-------- Input rows --------
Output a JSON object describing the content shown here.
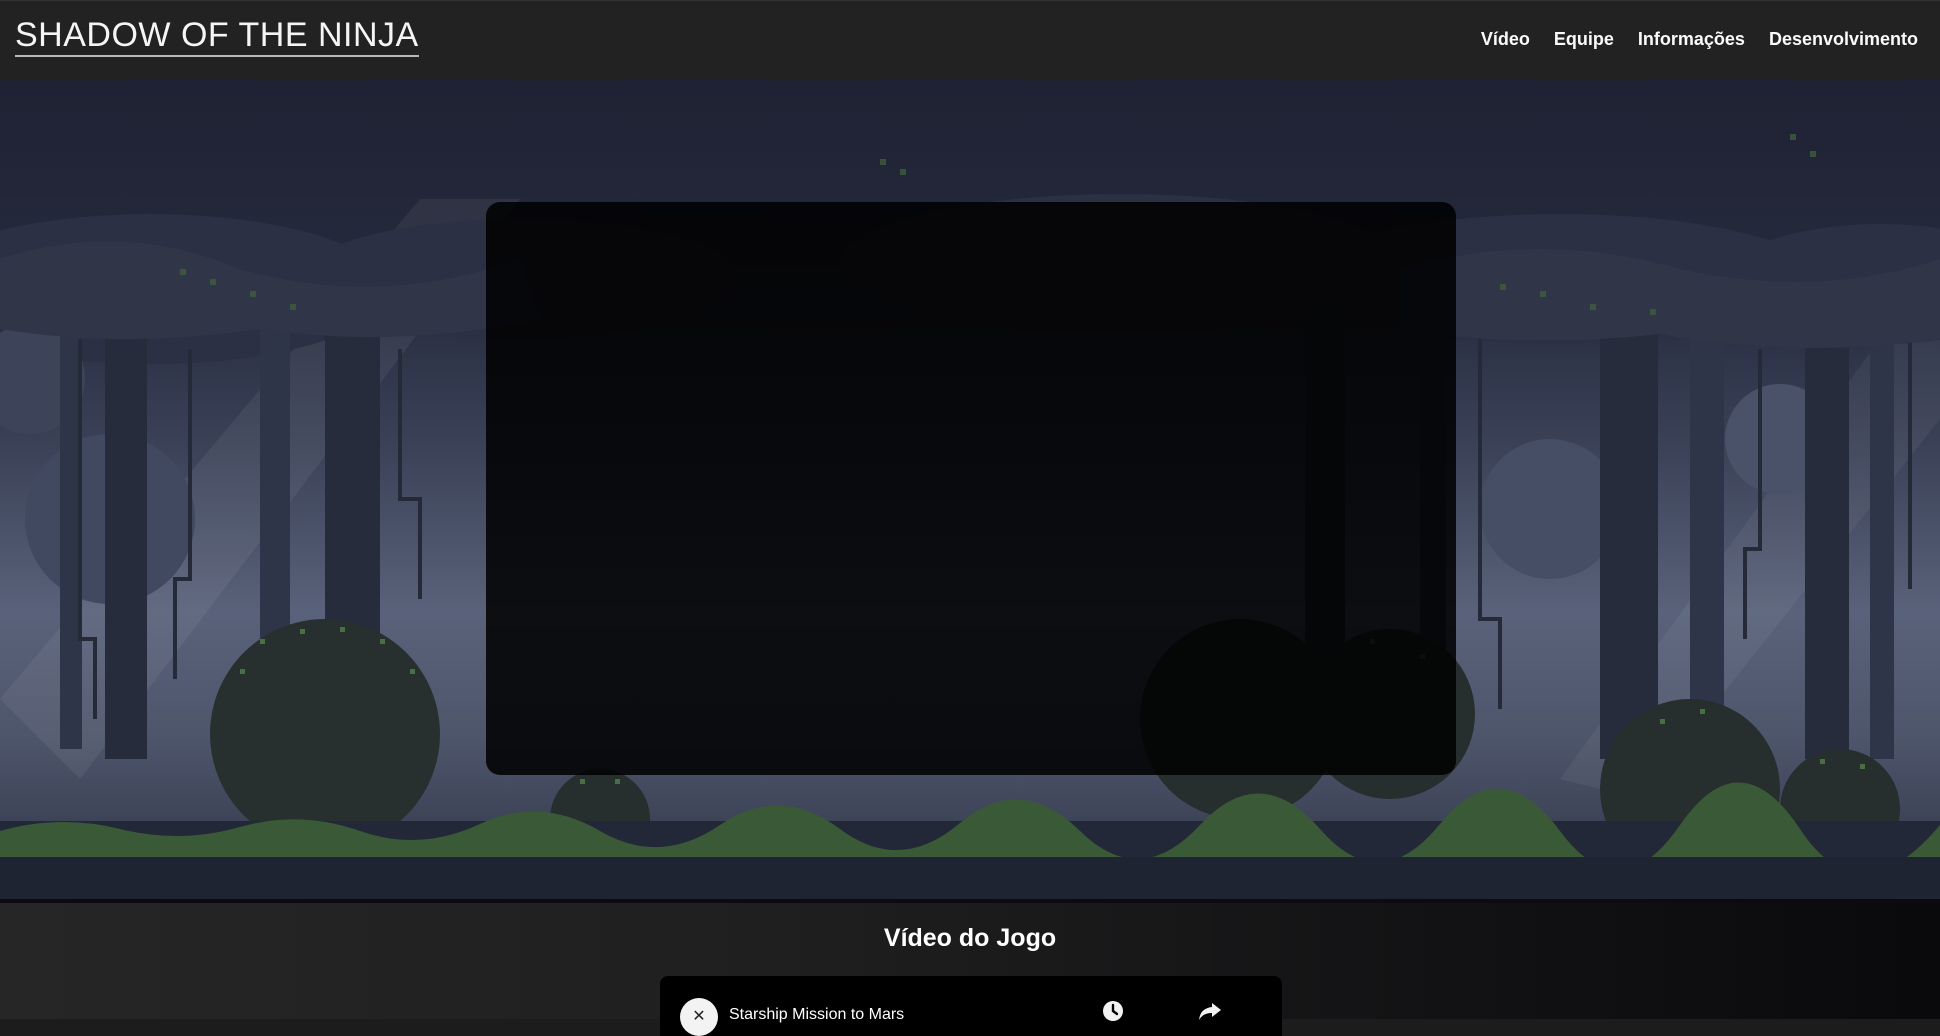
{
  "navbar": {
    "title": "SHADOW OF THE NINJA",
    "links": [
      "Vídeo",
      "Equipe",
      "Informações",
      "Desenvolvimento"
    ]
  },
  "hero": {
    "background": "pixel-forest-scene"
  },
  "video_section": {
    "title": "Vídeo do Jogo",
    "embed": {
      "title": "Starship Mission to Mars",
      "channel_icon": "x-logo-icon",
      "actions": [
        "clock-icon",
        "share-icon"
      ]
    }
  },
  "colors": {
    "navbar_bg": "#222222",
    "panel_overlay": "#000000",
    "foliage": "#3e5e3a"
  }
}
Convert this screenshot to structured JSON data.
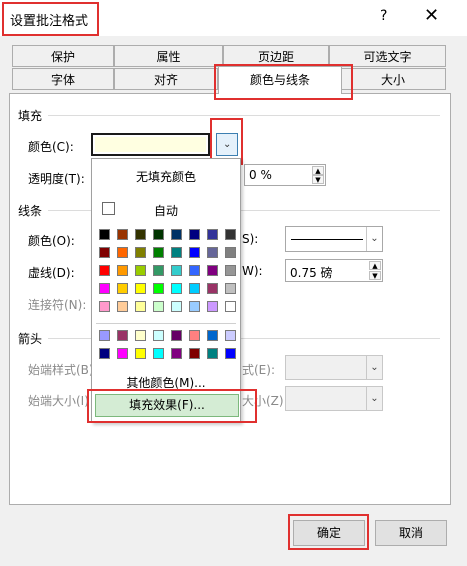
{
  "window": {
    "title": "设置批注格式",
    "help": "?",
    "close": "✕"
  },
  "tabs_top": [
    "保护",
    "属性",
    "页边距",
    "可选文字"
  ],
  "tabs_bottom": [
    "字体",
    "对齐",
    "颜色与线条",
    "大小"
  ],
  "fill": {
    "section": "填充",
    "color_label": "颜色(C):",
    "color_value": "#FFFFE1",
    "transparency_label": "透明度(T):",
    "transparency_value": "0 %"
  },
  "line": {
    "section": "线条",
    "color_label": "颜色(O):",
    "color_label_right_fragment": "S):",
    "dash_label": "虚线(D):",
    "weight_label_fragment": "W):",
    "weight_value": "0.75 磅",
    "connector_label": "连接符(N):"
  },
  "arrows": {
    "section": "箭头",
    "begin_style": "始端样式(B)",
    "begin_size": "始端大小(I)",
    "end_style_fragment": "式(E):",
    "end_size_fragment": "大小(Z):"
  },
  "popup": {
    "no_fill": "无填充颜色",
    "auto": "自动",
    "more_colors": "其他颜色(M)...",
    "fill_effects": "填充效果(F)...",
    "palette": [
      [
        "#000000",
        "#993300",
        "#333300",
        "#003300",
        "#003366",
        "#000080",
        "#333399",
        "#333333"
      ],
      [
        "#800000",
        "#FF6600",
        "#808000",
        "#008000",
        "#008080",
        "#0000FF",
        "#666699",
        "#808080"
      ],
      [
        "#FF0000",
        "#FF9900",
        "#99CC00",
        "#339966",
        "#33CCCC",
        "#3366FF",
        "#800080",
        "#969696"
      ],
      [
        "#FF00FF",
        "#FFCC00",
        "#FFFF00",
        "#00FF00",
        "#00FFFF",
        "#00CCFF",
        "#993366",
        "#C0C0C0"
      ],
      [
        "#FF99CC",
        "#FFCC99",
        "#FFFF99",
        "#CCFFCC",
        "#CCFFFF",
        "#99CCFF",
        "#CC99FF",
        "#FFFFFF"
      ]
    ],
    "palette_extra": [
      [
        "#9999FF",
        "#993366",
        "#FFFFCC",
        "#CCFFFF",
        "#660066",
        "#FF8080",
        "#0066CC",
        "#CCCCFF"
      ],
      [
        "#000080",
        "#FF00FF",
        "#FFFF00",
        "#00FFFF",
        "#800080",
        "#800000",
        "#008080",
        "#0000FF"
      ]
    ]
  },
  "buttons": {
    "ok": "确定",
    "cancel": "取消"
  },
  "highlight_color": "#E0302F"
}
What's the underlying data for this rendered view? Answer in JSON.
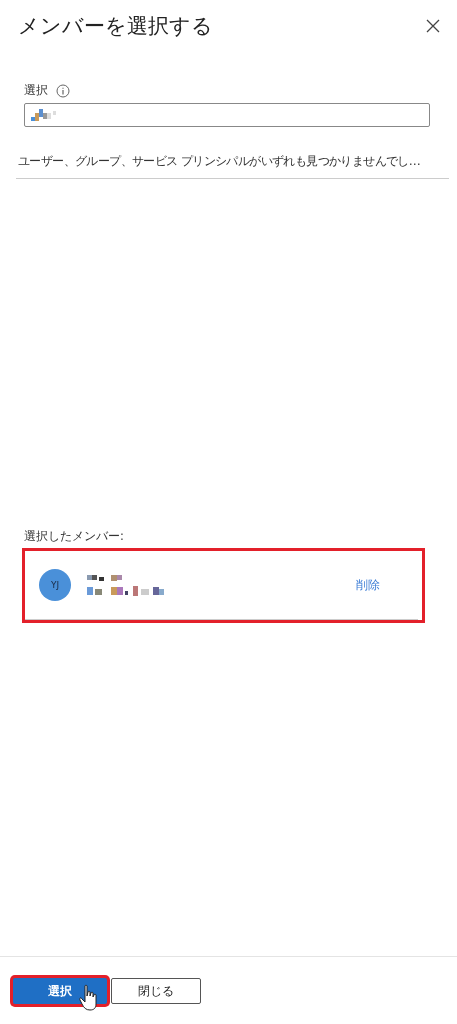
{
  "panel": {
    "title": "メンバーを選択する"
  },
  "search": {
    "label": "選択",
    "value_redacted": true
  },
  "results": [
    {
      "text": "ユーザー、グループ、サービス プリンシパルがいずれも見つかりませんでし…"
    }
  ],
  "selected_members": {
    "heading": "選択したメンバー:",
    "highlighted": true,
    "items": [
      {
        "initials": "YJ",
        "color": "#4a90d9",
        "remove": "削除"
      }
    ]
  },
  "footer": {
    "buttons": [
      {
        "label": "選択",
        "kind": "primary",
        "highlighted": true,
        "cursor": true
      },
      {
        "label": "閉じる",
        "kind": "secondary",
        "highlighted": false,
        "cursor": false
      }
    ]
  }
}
--------
What the exercise asks — Make an exact copy of the whole listing, but don't bring over any pictures.

Correct output —
Output a JSON object describing the content shown here.
{
  "navbar": {
    "title": "SHADOW OF THE NINJA",
    "links": [
      "Vídeo",
      "Equipe",
      "Informações",
      "Desenvolvimento"
    ]
  },
  "hero": {
    "background": "pixel-forest-scene"
  },
  "video_section": {
    "title": "Vídeo do Jogo",
    "embed": {
      "title": "Starship Mission to Mars",
      "channel_icon": "x-logo-icon",
      "actions": [
        "clock-icon",
        "share-icon"
      ]
    }
  },
  "colors": {
    "navbar_bg": "#222222",
    "panel_overlay": "#000000",
    "foliage": "#3e5e3a"
  }
}
Convert this screenshot to structured JSON data.
{
  "window": {
    "title": "设置批注格式",
    "help": "?",
    "close": "✕"
  },
  "tabs_top": [
    "保护",
    "属性",
    "页边距",
    "可选文字"
  ],
  "tabs_bottom": [
    "字体",
    "对齐",
    "颜色与线条",
    "大小"
  ],
  "fill": {
    "section": "填充",
    "color_label": "颜色(C):",
    "color_value": "#FFFFE1",
    "transparency_label": "透明度(T):",
    "transparency_value": "0 %"
  },
  "line": {
    "section": "线条",
    "color_label": "颜色(O):",
    "color_label_right_fragment": "S):",
    "dash_label": "虚线(D):",
    "weight_label_fragment": "W):",
    "weight_value": "0.75 磅",
    "connector_label": "连接符(N):"
  },
  "arrows": {
    "section": "箭头",
    "begin_style": "始端样式(B)",
    "begin_size": "始端大小(I)",
    "end_style_fragment": "式(E):",
    "end_size_fragment": "大小(Z):"
  },
  "popup": {
    "no_fill": "无填充颜色",
    "auto": "自动",
    "more_colors": "其他颜色(M)...",
    "fill_effects": "填充效果(F)...",
    "palette": [
      [
        "#000000",
        "#993300",
        "#333300",
        "#003300",
        "#003366",
        "#000080",
        "#333399",
        "#333333"
      ],
      [
        "#800000",
        "#FF6600",
        "#808000",
        "#008000",
        "#008080",
        "#0000FF",
        "#666699",
        "#808080"
      ],
      [
        "#FF0000",
        "#FF9900",
        "#99CC00",
        "#339966",
        "#33CCCC",
        "#3366FF",
        "#800080",
        "#969696"
      ],
      [
        "#FF00FF",
        "#FFCC00",
        "#FFFF00",
        "#00FF00",
        "#00FFFF",
        "#00CCFF",
        "#993366",
        "#C0C0C0"
      ],
      [
        "#FF99CC",
        "#FFCC99",
        "#FFFF99",
        "#CCFFCC",
        "#CCFFFF",
        "#99CCFF",
        "#CC99FF",
        "#FFFFFF"
      ]
    ],
    "palette_extra": [
      [
        "#9999FF",
        "#993366",
        "#FFFFCC",
        "#CCFFFF",
        "#660066",
        "#FF8080",
        "#0066CC",
        "#CCCCFF"
      ],
      [
        "#000080",
        "#FF00FF",
        "#FFFF00",
        "#00FFFF",
        "#800080",
        "#800000",
        "#008080",
        "#0000FF"
      ]
    ]
  },
  "buttons": {
    "ok": "确定",
    "cancel": "取消"
  },
  "highlight_color": "#E0302F"
}
What's the underlying data for this rendered view? Answer in JSON.
{
  "panel": {
    "title": "メンバーを選択する"
  },
  "search": {
    "label": "選択",
    "value_redacted": true
  },
  "results": [
    {
      "text": "ユーザー、グループ、サービス プリンシパルがいずれも見つかりませんでし…"
    }
  ],
  "selected_members": {
    "heading": "選択したメンバー:",
    "highlighted": true,
    "items": [
      {
        "initials": "YJ",
        "color": "#4a90d9",
        "remove": "削除"
      }
    ]
  },
  "footer": {
    "buttons": [
      {
        "label": "選択",
        "kind": "primary",
        "highlighted": true,
        "cursor": true
      },
      {
        "label": "閉じる",
        "kind": "secondary",
        "highlighted": false,
        "cursor": false
      }
    ]
  }
}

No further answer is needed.